> OBJECTIVE: Return every line below in which "classifier" appears.

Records
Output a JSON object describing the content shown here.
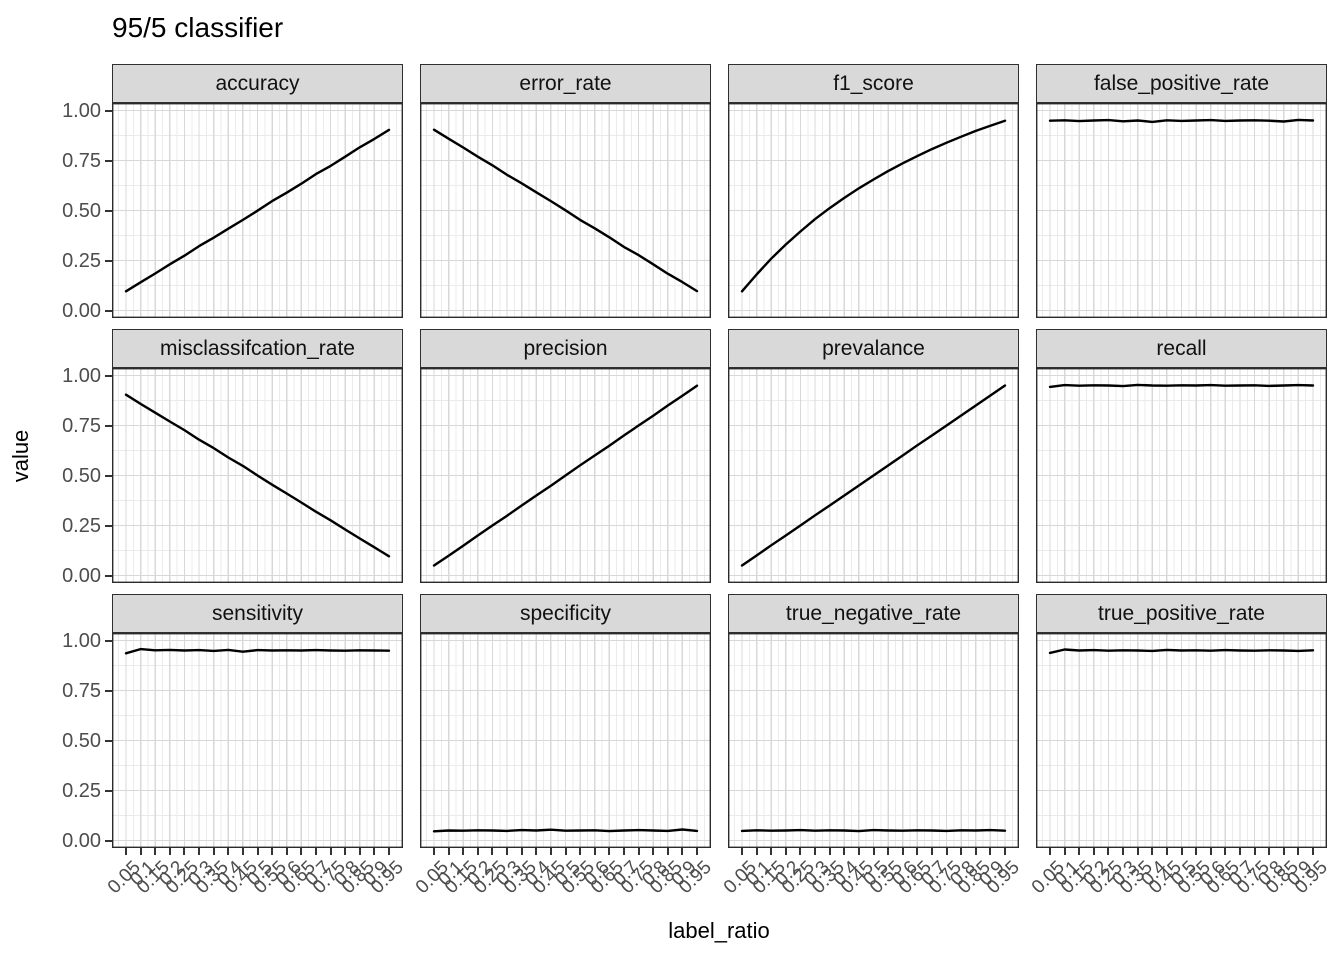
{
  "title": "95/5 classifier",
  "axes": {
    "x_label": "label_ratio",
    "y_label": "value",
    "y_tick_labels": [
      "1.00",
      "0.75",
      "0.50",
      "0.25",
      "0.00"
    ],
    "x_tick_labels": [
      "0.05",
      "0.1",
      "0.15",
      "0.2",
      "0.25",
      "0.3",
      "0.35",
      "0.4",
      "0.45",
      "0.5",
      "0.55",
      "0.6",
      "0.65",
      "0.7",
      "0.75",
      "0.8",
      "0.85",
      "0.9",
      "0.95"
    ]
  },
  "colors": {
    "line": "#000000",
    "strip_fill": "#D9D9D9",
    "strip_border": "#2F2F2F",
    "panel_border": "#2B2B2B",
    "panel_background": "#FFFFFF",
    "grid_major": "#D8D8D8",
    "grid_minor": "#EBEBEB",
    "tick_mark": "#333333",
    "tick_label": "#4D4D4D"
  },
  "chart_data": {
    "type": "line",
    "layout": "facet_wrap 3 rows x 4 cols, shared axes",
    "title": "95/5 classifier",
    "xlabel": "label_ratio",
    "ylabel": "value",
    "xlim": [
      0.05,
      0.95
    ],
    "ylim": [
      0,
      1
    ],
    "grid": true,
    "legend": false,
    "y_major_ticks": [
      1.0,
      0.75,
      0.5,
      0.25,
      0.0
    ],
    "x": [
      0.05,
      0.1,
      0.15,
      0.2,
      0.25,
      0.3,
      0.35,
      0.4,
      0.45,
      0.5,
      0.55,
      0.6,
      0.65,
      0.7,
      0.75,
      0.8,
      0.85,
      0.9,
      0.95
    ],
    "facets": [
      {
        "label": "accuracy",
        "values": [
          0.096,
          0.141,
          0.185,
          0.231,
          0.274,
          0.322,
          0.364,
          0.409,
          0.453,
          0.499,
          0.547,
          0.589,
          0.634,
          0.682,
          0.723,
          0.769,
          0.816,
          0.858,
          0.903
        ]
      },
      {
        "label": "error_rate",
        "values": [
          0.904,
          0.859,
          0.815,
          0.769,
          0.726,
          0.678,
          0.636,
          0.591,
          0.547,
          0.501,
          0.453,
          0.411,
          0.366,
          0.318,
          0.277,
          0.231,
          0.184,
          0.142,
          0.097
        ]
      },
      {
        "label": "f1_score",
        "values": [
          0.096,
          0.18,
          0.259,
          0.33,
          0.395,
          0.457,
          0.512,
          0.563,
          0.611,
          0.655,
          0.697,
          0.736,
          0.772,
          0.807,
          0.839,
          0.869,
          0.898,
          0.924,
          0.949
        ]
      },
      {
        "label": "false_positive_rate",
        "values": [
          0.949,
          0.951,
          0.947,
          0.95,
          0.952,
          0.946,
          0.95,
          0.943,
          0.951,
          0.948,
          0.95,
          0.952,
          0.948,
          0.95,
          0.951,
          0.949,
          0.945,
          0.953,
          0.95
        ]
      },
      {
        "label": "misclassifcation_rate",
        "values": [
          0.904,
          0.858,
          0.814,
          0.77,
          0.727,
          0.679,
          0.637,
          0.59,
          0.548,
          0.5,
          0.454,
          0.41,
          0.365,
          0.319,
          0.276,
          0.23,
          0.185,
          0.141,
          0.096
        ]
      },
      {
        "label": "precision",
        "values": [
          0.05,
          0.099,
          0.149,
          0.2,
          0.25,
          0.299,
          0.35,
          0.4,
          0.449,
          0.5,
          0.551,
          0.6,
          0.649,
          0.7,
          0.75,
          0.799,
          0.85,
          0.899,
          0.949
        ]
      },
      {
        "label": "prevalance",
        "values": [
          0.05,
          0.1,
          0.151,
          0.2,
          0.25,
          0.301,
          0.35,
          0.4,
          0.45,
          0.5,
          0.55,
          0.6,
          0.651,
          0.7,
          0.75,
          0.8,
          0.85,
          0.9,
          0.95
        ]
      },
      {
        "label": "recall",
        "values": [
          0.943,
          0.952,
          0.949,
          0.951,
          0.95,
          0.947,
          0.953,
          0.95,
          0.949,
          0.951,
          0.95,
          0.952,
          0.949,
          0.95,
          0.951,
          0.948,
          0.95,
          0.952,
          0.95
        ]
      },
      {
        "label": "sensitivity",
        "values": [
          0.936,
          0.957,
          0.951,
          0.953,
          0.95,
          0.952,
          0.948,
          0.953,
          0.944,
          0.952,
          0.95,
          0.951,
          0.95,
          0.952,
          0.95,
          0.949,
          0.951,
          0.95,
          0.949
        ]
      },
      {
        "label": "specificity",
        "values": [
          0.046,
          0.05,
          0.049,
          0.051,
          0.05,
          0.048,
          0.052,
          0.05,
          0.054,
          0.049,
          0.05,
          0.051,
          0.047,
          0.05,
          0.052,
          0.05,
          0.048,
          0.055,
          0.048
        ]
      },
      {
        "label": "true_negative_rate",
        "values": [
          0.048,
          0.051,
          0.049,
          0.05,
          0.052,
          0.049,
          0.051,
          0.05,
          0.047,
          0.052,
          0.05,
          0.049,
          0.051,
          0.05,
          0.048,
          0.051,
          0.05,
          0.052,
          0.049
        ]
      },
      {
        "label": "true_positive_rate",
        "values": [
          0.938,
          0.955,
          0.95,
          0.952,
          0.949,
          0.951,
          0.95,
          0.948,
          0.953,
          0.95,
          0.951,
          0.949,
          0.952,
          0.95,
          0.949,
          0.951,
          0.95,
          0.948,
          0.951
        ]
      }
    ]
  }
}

> THE RESPONSE:
  "title": "95/5 classifier",
    "title": "95/5 classifier",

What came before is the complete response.